DATA SUPPLIED
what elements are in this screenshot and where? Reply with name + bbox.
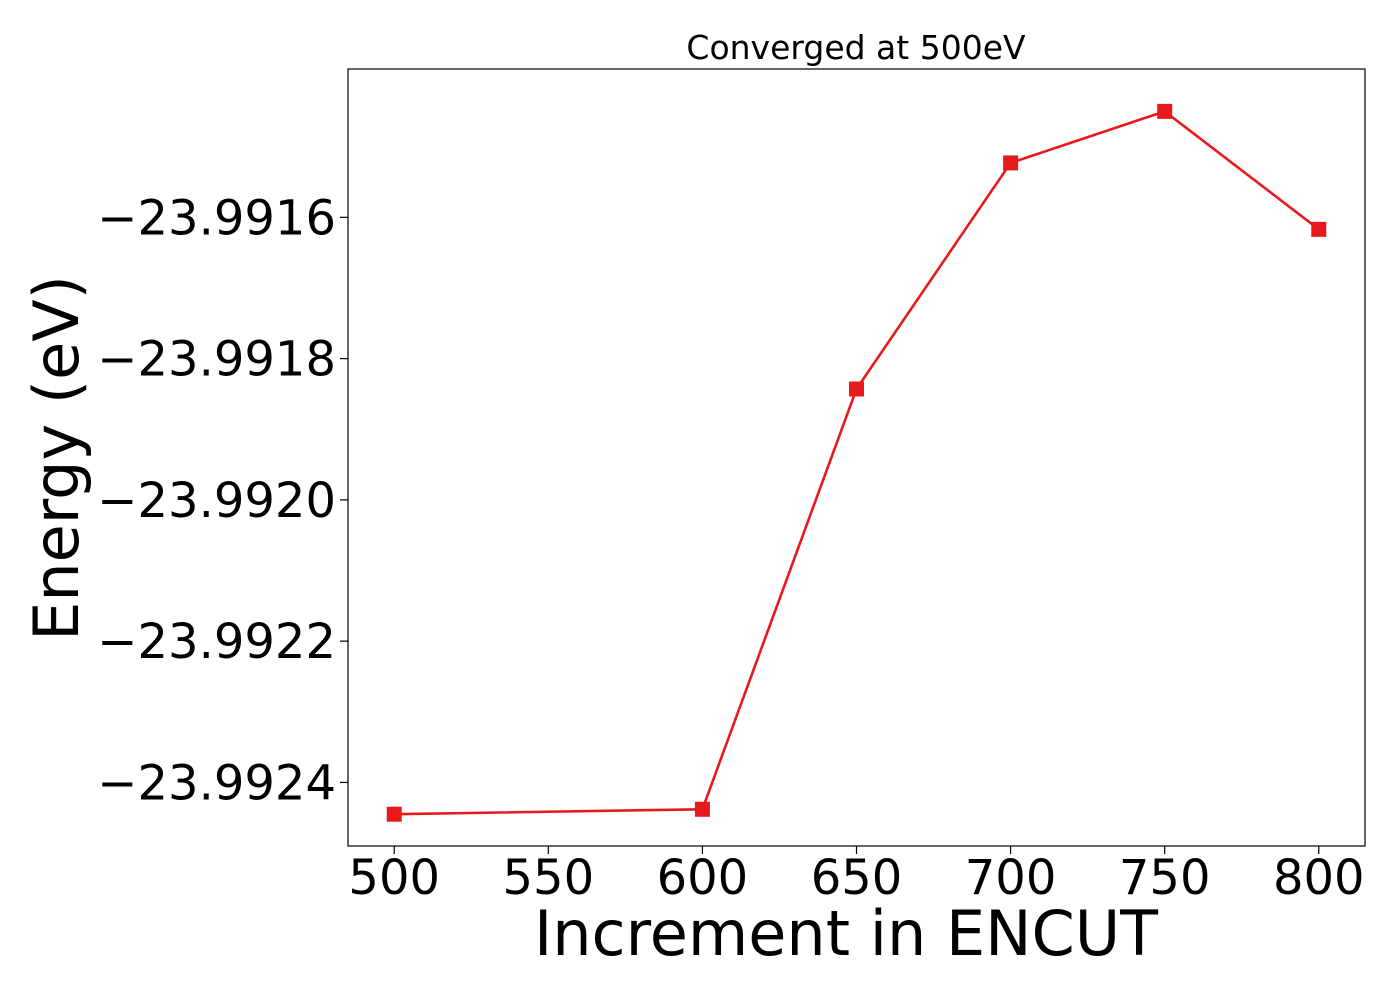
x-axis-label: Increment in ENCUT — [534, 897, 1159, 970]
x-tick-label: 650 — [811, 850, 903, 906]
data-point-marker — [1311, 221, 1327, 237]
data-point-marker — [1157, 103, 1173, 119]
x-axis: 500 550 600 650 700 750 800 — [348, 846, 1365, 906]
y-tick-label: −23.9916 — [97, 190, 336, 246]
x-tick-label: 600 — [657, 850, 749, 906]
y-tick-label: −23.9924 — [97, 755, 336, 811]
series-line — [394, 110, 1320, 816]
x-tick-label: 500 — [348, 850, 440, 906]
y-axis: −23.9916 −23.9918 −23.9920 −23.9922 −23.9924 — [97, 190, 348, 811]
y-axis-label: Energy (eV) — [20, 275, 93, 641]
chart-title: Converged at 500eV — [686, 28, 1026, 67]
x-tick-label: 800 — [1273, 850, 1365, 906]
y-tick-label: −23.9918 — [97, 332, 336, 388]
data-point-marker — [849, 381, 864, 397]
y-tick-label: −23.9922 — [97, 614, 336, 670]
series-layer — [386, 103, 1327, 822]
x-tick-label: 550 — [503, 850, 595, 906]
y-tick-label: −23.9920 — [97, 473, 336, 529]
x-tick-label: 700 — [965, 850, 1057, 906]
data-point-marker — [386, 806, 402, 822]
plot-area-frame — [347, 68, 1366, 847]
x-tick-label: 750 — [1119, 850, 1211, 906]
data-point-marker — [694, 801, 710, 817]
data-point-marker — [1003, 155, 1019, 171]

WHAT IS BEING ASKED
Can you give the rows from the line with "x-axis-label: Increment in" up to and including the line with "chart-title: Converged at" again, changing every "x-tick-label" to "x-tick" and keeping everything else the same?

OUTPUT FOR THIS TASK
x-axis-label: Increment in ENCUT — [534, 897, 1159, 970]
x-tick: 650 — [811, 850, 903, 906]
data-point-marker — [1311, 221, 1327, 237]
data-point-marker — [1157, 103, 1173, 119]
x-axis: 500 550 600 650 700 750 800 — [348, 846, 1365, 906]
y-tick-label: −23.9916 — [97, 190, 336, 246]
x-tick: 600 — [657, 850, 749, 906]
y-tick-label: −23.9924 — [97, 755, 336, 811]
series-line — [394, 110, 1320, 816]
x-tick: 500 — [348, 850, 440, 906]
y-axis: −23.9916 −23.9918 −23.9920 −23.9922 −23.9924 — [97, 190, 348, 811]
y-axis-label: Energy (eV) — [20, 275, 93, 641]
chart-title: Converged at 500eV — [686, 28, 1026, 67]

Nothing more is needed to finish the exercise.